Start of PROVIDED TEXT
Dissociative Identity Disorder (DID), initially called Multiple Personality Disorder (MPD), has little credible science showing the disorder actually exists beyond individuals (and their therapists) believing in it.
People who allege they suffer from multiple personalities, or alter selves, use scant neuroimaging studies to prove the psychiatric condition is real. They claim different personalities can be seen in the brain when the suffer changes to different personality states. Studies debunking that conclusion show that intentionally changing ones thoughts can also change brain images are ignored in favor of the multiple personality model.
Although neuroimaging tests repeatedly debunk the Dissociative Identity Disorder model, the DID community is not swayed to question results of studies supporting it. It’s unfortunate when therapists and their clients ignore scientific evidence in favor of belief systems – but they have a right to toss out science if they so choose.
I offer this study because professionals diagnosing Dissociative Identity Disorder use trauma as evidence that an abusive past likely occurred whether or not the trauma is actually known to the sufferer or believed to be buried deep in the psyche and, therefore, unknown.
Post Traumatic Stress Disorder is often used attached to the DID diagnosis. If indeed, patients are incapacitated not only with anxiety from childhood sexual trauma but also a learning disability, how does that knowledge impact theories of multiple personalities and Dissociative Identity Disorder?
Dissociative Identity Disorder hinges in part on the belief that severe impairment in adulthood is linked to a physically and/or mentally abusive childhood. Will emerging research indicating that learning disabilities also occur in patients suffering from PTSD add to the disability seen in DID patients? I contend it will.
If science indicates Post Traumatic Stress Disorder sufferers are also learning disabled, the psychiatric disability net that snares individuals into the multiple personality diagnosis widens and will rein in more unsuspecting patients.
Attaching learning disabilities to the Dissociative Identity Disorder diagnosis will enable clinicians to bill insurance companies for compensation using PTSD. I suspect that few clinicians report DID as the primary diagnostic disorder on insurance claim forms – instead, PTSD, anxiety, depression, Bipolar Disorder, Borderline Personality Disorder and other psychiatric categories are used because insurance companies are not allowing multiple personalities or DID to be compensated as they did in the 1980s before the disorder was debunked and shown to have caused grave harm to some patients.
I suspect the diagnosis of Learning Disorders via PTSD will increase in the near future as therapists attach it to Dissociative Disorders to gain credibility and monetary compensation for services rendered.
Individuals with posttraumatic stress disorder show a selective deficit in generalization of associative learning.
Objective: Drawing on two different populations, Israeli police and Hungarian civilians, the present study assessed the ability of individuals with posttraumatic stress disorder (PTSD) to generalize previous learning to novel situations.
Past neuroimaging studies have demonstrated diminished medial temporal lobe (MTL) activation and/or reduced hippocampal volume in individuals with PTSD. Our earlier computational models of cortico-hippocampal function and subsequent experimental tests of these models in MTL-impaired clinical populations argue that even mild hippocampal dysfunction may result in subtle impairments in generalization.
Therefore, we predicted that individuals with PTSD would show impaired generalization. Method: We compared the performance of five groups from two countries, including 19 Israeli police with PTSD and 22 trauma-exposed police without PTSD, and 22 Hungarian civilians with PTSD, 25 trauma-exposed civilians without PTSD, and 25 individuals without PTSD unexposed to the same trauma. Participants were tested on a two-phase learning paradigm, the Acquired Equivalence Task, which measures the ability to generalize past learning to novel situations.
Results: We found that both PTSD and non-PTSD participants were capable of learning the initial stimulus-outcome associations, F(4, 108) = 1.79, p = .14. However, as predicted, only individuals with PTSD showed a selective deficit in generalization of this learning to novel situations (F(4, 108) = 8.35, p < .001, Partial η2 = 0.26). Conclusions: Individuals with PTSD show a selective impairment in generalization of past learning similar to other clinical populations with MTL/hippocampal dysfunction.
This is consistent with an emerging view of PTSD as being not only an anxiety disorder but also a learning disorder.
End of PROVIDED TEXT
WORK INSTRUCTIONS ->
In the article on Dissociative Identity Disorder, which two populations did the PTSD study draw on?
Start of RECORDED DATA
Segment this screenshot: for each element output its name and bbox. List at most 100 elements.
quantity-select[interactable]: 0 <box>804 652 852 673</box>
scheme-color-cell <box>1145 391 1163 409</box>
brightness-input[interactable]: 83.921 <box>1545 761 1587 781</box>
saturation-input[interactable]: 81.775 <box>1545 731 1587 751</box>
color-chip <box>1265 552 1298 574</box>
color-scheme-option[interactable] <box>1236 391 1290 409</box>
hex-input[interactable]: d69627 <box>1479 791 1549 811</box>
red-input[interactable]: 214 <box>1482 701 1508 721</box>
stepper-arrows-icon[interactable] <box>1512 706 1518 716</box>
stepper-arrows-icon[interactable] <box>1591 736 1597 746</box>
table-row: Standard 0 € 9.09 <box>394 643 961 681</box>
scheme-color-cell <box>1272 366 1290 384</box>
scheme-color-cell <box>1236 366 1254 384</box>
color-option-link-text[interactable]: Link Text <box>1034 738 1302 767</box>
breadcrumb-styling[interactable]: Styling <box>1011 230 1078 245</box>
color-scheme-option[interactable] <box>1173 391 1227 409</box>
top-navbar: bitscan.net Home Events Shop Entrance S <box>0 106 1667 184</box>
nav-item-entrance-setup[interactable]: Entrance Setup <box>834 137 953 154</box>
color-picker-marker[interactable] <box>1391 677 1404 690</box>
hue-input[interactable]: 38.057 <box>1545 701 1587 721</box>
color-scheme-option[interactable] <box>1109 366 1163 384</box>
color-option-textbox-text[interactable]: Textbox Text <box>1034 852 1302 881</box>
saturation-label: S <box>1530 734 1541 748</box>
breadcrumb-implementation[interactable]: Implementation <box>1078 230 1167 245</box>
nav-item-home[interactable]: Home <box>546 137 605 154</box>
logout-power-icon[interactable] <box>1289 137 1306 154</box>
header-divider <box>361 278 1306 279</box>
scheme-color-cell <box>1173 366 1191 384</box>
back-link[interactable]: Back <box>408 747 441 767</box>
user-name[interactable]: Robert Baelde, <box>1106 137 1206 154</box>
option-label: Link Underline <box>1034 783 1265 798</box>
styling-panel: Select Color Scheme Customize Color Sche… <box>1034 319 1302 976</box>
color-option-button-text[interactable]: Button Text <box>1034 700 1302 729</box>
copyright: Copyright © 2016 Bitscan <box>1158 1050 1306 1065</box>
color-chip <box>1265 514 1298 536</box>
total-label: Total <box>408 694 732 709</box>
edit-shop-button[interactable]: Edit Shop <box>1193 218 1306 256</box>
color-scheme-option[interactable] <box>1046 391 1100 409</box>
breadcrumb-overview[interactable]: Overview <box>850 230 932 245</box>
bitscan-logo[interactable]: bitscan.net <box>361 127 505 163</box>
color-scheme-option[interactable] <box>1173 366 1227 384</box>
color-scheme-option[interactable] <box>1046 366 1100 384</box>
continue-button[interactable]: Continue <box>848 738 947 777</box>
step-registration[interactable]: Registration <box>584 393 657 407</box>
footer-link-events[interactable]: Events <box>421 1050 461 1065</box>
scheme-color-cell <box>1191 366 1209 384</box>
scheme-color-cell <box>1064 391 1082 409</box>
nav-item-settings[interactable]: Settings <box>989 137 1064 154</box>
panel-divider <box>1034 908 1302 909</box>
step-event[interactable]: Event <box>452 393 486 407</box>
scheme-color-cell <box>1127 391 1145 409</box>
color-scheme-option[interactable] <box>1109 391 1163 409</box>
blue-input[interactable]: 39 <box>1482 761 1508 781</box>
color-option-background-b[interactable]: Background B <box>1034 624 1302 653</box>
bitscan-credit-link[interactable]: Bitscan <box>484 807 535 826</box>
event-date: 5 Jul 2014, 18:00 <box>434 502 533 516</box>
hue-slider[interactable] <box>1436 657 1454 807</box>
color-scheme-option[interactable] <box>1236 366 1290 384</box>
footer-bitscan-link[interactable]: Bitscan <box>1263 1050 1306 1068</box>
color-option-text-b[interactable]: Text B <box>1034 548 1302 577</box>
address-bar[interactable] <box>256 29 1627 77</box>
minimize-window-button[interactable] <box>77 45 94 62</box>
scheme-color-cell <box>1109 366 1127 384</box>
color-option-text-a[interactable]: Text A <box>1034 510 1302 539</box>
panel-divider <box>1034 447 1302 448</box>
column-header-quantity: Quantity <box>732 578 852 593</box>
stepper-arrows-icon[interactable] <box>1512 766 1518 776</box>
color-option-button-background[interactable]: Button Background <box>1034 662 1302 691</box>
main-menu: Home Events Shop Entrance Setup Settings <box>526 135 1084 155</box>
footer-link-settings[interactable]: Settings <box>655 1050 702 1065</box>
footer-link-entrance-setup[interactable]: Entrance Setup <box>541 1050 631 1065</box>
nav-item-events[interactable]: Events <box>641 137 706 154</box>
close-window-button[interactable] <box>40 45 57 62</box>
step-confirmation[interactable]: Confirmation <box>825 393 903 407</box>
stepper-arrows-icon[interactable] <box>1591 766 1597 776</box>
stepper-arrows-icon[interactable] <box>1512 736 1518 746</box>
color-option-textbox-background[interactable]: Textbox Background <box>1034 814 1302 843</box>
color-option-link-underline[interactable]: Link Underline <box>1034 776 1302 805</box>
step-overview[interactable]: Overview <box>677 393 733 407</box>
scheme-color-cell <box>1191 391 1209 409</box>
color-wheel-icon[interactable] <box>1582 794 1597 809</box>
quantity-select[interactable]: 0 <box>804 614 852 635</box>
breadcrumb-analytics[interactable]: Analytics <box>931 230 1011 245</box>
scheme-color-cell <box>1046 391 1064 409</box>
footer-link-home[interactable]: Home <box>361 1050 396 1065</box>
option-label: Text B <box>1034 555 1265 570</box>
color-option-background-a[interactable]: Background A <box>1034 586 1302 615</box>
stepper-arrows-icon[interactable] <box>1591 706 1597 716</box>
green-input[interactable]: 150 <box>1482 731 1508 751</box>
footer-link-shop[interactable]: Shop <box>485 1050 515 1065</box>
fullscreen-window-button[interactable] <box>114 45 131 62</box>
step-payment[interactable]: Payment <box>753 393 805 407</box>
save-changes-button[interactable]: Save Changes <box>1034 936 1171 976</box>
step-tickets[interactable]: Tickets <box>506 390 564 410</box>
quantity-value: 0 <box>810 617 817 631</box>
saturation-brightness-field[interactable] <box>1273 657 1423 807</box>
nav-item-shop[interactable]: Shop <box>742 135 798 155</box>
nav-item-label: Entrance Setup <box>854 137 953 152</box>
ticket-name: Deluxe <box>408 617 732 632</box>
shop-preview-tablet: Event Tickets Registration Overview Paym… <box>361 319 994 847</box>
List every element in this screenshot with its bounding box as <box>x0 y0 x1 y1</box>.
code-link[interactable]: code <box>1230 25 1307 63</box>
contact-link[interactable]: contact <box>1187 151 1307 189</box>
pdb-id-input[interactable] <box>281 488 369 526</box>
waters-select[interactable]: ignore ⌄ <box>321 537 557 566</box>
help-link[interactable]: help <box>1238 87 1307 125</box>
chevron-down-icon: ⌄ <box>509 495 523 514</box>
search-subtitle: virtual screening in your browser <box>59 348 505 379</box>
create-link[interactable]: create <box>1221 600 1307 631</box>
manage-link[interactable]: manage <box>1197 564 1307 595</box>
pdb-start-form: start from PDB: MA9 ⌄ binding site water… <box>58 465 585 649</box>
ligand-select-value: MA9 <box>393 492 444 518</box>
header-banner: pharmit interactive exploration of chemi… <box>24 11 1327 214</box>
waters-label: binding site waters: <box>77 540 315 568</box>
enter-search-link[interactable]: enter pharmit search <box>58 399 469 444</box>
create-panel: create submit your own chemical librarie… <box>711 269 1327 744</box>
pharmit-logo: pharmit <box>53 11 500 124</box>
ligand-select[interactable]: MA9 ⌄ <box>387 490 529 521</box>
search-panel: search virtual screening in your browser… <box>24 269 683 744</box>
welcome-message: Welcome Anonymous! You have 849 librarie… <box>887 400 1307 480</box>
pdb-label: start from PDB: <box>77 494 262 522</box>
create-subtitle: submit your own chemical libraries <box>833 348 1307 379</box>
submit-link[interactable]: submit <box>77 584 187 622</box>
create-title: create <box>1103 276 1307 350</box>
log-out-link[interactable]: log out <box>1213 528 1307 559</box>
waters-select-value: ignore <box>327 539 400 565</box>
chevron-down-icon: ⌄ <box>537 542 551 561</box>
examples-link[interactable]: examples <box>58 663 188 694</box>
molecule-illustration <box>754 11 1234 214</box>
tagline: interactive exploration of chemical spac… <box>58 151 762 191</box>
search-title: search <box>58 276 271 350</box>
End of RECORDED DATA
SOLUTION TO THIS TASK ->
Israeli police and Hungarian civilians.